Exercise objective:
Your job is to restate each entry word for word.

Entries:
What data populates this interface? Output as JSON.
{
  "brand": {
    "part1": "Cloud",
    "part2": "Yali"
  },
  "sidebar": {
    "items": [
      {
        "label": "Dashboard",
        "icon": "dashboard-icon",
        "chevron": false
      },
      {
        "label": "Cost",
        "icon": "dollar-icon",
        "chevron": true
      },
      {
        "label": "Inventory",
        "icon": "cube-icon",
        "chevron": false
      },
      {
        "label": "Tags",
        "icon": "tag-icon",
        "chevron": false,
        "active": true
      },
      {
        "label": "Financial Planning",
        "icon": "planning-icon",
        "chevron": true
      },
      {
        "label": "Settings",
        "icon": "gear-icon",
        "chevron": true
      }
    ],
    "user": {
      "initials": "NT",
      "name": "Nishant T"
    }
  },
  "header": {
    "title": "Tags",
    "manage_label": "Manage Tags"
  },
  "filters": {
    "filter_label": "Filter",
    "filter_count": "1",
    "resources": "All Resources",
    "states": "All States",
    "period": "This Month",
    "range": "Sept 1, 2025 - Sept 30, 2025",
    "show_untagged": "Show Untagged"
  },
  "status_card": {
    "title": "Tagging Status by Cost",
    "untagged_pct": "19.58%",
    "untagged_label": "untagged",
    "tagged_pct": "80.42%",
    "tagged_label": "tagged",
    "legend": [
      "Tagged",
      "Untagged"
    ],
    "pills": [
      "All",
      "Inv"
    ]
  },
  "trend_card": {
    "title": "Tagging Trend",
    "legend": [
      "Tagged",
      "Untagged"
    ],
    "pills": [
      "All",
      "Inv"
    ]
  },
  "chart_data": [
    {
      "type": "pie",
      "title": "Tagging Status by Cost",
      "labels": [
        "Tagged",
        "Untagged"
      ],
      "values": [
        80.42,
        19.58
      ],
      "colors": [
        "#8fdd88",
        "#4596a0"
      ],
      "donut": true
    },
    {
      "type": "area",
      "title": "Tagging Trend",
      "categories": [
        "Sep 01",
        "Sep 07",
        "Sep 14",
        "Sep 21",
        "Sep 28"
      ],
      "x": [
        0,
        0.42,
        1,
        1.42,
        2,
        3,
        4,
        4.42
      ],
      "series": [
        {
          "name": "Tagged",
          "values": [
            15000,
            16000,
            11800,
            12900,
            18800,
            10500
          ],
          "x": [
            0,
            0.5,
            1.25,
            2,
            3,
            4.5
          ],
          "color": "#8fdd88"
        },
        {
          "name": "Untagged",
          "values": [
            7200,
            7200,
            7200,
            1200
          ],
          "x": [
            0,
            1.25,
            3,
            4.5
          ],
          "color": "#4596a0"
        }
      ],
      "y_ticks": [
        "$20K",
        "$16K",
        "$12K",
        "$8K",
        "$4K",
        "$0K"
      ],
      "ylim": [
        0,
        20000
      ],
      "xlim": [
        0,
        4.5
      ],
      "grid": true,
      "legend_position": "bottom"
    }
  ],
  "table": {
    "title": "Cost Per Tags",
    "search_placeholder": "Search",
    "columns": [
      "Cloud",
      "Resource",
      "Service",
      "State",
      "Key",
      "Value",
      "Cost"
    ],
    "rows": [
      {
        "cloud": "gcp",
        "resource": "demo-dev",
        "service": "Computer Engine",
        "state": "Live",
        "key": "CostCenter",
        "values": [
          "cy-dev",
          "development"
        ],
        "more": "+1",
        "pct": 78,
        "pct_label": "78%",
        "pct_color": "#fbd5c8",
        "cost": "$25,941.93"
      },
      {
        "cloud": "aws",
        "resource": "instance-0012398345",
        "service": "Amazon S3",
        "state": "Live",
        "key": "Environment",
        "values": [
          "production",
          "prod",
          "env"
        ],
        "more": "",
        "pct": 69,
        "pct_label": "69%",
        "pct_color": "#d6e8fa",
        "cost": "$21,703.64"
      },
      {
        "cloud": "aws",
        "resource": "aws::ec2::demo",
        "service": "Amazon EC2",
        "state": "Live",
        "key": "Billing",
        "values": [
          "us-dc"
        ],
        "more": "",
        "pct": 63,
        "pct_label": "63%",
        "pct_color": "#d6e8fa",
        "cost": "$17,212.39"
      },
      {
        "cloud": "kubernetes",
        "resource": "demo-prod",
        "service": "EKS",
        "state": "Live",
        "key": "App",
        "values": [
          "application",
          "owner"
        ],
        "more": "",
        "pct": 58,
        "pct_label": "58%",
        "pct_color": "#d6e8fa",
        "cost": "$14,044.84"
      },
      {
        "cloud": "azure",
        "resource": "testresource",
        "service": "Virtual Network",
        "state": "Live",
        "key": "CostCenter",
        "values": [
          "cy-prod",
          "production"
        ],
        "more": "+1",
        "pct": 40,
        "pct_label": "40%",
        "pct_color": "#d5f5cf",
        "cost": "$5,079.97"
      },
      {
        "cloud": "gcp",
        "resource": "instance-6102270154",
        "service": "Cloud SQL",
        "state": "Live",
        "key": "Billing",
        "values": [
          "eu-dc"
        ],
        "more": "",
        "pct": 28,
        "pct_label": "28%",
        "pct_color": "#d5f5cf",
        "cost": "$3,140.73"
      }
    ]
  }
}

Result:
What data populates this interface? Output as JSON.
{
  "brand": {
    "part1": "Cloud",
    "part2": "Yali"
  },
  "sidebar": {
    "items": [
      {
        "label": "Dashboard",
        "icon": "dashboard-icon",
        "chevron": false
      },
      {
        "label": "Cost",
        "icon": "dollar-icon",
        "chevron": true
      },
      {
        "label": "Inventory",
        "icon": "cube-icon",
        "chevron": false
      },
      {
        "label": "Tags",
        "icon": "tag-icon",
        "chevron": false,
        "active": true
      },
      {
        "label": "Financial Planning",
        "icon": "planning-icon",
        "chevron": true
      },
      {
        "label": "Settings",
        "icon": "gear-icon",
        "chevron": true
      }
    ],
    "user": {
      "initials": "NT",
      "name": "Nishant T"
    }
  },
  "header": {
    "title": "Tags",
    "manage_label": "Manage Tags"
  },
  "filters": {
    "filter_label": "Filter",
    "filter_count": "1",
    "resources": "All Resources",
    "states": "All States",
    "period": "This Month",
    "range": "Sept 1, 2025 - Sept 30, 2025",
    "show_untagged": "Show Untagged"
  },
  "status_card": {
    "title": "Tagging Status by Cost",
    "untagged_pct": "19.58%",
    "untagged_label": "untagged",
    "tagged_pct": "80.42%",
    "tagged_label": "tagged",
    "legend": [
      "Tagged",
      "Untagged"
    ],
    "pills": [
      "All",
      "Inv"
    ]
  },
  "trend_card": {
    "title": "Tagging Trend",
    "legend": [
      "Tagged",
      "Untagged"
    ],
    "pills": [
      "All",
      "Inv"
    ]
  },
  "chart_data": [
    {
      "type": "pie",
      "title": "Tagging Status by Cost",
      "labels": [
        "Tagged",
        "Untagged"
      ],
      "values": [
        80.42,
        19.58
      ],
      "colors": [
        "#8fdd88",
        "#4596a0"
      ],
      "donut": true
    },
    {
      "type": "area",
      "title": "Tagging Trend",
      "categories": [
        "Sep 01",
        "Sep 07",
        "Sep 14",
        "Sep 21",
        "Sep 28"
      ],
      "x": [
        0,
        0.42,
        1,
        1.42,
        2,
        3,
        4,
        4.42
      ],
      "series": [
        {
          "name": "Tagged",
          "values": [
            15000,
            16000,
            11800,
            12900,
            18800,
            10500
          ],
          "x": [
            0,
            0.5,
            1.25,
            2,
            3,
            4.5
          ],
          "color": "#8fdd88"
        },
        {
          "name": "Untagged",
          "values": [
            7200,
            7200,
            7200,
            1200
          ],
          "x": [
            0,
            1.25,
            3,
            4.5
          ],
          "color": "#4596a0"
        }
      ],
      "y_ticks": [
        "$20K",
        "$16K",
        "$12K",
        "$8K",
        "$4K",
        "$0K"
      ],
      "ylim": [
        0,
        20000
      ],
      "xlim": [
        0,
        4.5
      ],
      "grid": true,
      "legend_position": "bottom"
    }
  ],
  "table": {
    "title": "Cost Per Tags",
    "search_placeholder": "Search",
    "columns": [
      "Cloud",
      "Resource",
      "Service",
      "State",
      "Key",
      "Value",
      "Cost"
    ],
    "rows": [
      {
        "cloud": "gcp",
        "resource": "demo-dev",
        "service": "Computer Engine",
        "state": "Live",
        "key": "CostCenter",
        "values": [
          "cy-dev",
          "development"
        ],
        "more": "+1",
        "pct": 78,
        "pct_label": "78%",
        "pct_color": "#fbd5c8",
        "cost": "$25,941.93"
      },
      {
        "cloud": "aws",
        "resource": "instance-0012398345",
        "service": "Amazon S3",
        "state": "Live",
        "key": "Environment",
        "values": [
          "production",
          "prod",
          "env"
        ],
        "more": "",
        "pct": 69,
        "pct_label": "69%",
        "pct_color": "#d6e8fa",
        "cost": "$21,703.64"
      },
      {
        "cloud": "aws",
        "resource": "aws::ec2::demo",
        "service": "Amazon EC2",
        "state": "Live",
        "key": "Billing",
        "values": [
          "us-dc"
        ],
        "more": "",
        "pct": 63,
        "pct_label": "63%",
        "pct_color": "#d6e8fa",
        "cost": "$17,212.39"
      },
      {
        "cloud": "kubernetes",
        "resource": "demo-prod",
        "service": "EKS",
        "state": "Live",
        "key": "App",
        "values": [
          "application",
          "owner"
        ],
        "more": "",
        "pct": 58,
        "pct_label": "58%",
        "pct_color": "#d6e8fa",
        "cost": "$14,044.84"
      },
      {
        "cloud": "azure",
        "resource": "testresource",
        "service": "Virtual Network",
        "state": "Live",
        "key": "CostCenter",
        "values": [
          "cy-prod",
          "production"
        ],
        "more": "+1",
        "pct": 40,
        "pct_label": "40%",
        "pct_color": "#d5f5cf",
        "cost": "$5,079.97"
      },
      {
        "cloud": "gcp",
        "resource": "instance-6102270154",
        "service": "Cloud SQL",
        "state": "Live",
        "key": "Billing",
        "values": [
          "eu-dc"
        ],
        "more": "",
        "pct": 28,
        "pct_label": "28%",
        "pct_color": "#d5f5cf",
        "cost": "$3,140.73"
      }
    ]
  }
}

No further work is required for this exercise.